__Directions for this task__.
Retype the records below word for word and omit any image.

__Some records__.
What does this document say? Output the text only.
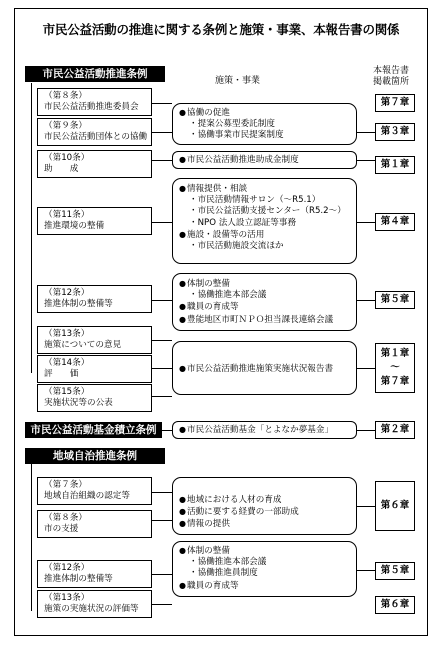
市民公益活動の推進に関する条例と施策・事業、本報告書の関係
施策・事業
本報告書
掲載箇所
市民公益活動推進条例
市民公益活動基金積立条例
地域自治推進条例
（第８条）
市民公益活動推進委員会
（第９条）
市民公益活動団体との協働
（第10条）
助　　成
（第11条）
推進環境の整備
（第12条）
推進体制の整備等
（第13条）
施策についての意見
（第14条）
評　　価
（第15条）
実施状況等の公表
（第７条）
地域自治組織の認定等
（第８条）
市の支援
（第12条）
推進体制の整備等
（第13条）
施策の実施状況の評価等
● 協働の促進
・ 提案公募型委託制度
・ 協働事業市民提案制度
● 市民公益活動推進助成金制度
● 情報提供・相談
・ 市民活動情報サロン（～R5.1）
・ 市民公益活動支援センター（R5.2～）
・ NPO 法人設立認証等事務
● 施設・設備等の活用
・ 市民活動施設交流ほか
● 体制の整備
・ 協働推進本部会議
● 職員の育成等
● 豊能地区市町ＮＰＯ担当課長連絡会議
● 市民公益活動推進施策実施状況報告書
● 市民公益活動基金「とよなか夢基金」
● 地域における人材の育成
● 活動に要する経費の一部助成
● 情報の提供
● 体制の整備
・ 協働推進本部会議
・ 協働推進員制度
● 職員の育成等
第７章
第３章
第１章
第４章
第５章
第１章
～
第７章
第２章
第６章
第５章
第６章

__The reply__.
What does this document say? Output the text only.
市民公益活動の推進に関する条例と施策・事業、本報告書の関係
施策・事業
本報告書
掲載箇所
市民公益活動推進条例
市民公益活動基金積立条例
地域自治推進条例
（第８条）
市民公益活動推進委員会
（第９条）
市民公益活動団体との協働
（第10条）
助　　成
（第11条）
推進環境の整備
（第12条）
推進体制の整備等
（第13条）
施策についての意見
（第14条）
評　　価
（第15条）
実施状況等の公表
（第７条）
地域自治組織の認定等
（第８条）
市の支援
（第12条）
推進体制の整備等
（第13条）
施策の実施状況の評価等
● 協働の促進
・ 提案公募型委託制度
・ 協働事業市民提案制度
● 市民公益活動推進助成金制度
● 情報提供・相談
・ 市民活動情報サロン（～R5.1）
・ 市民公益活動支援センター（R5.2～）
・ NPO 法人設立認証等事務
● 施設・設備等の活用
・ 市民活動施設交流ほか
● 体制の整備
・ 協働推進本部会議
● 職員の育成等
● 豊能地区市町ＮＰＯ担当課長連絡会議
● 市民公益活動推進施策実施状況報告書
● 市民公益活動基金「とよなか夢基金」
● 地域における人材の育成
● 活動に要する経費の一部助成
● 情報の提供
● 体制の整備
・ 協働推進本部会議
・ 協働推進員制度
● 職員の育成等
第７章
第３章
第１章
第４章
第５章
第１章
～
第７章
第２章
第６章
第５章
第６章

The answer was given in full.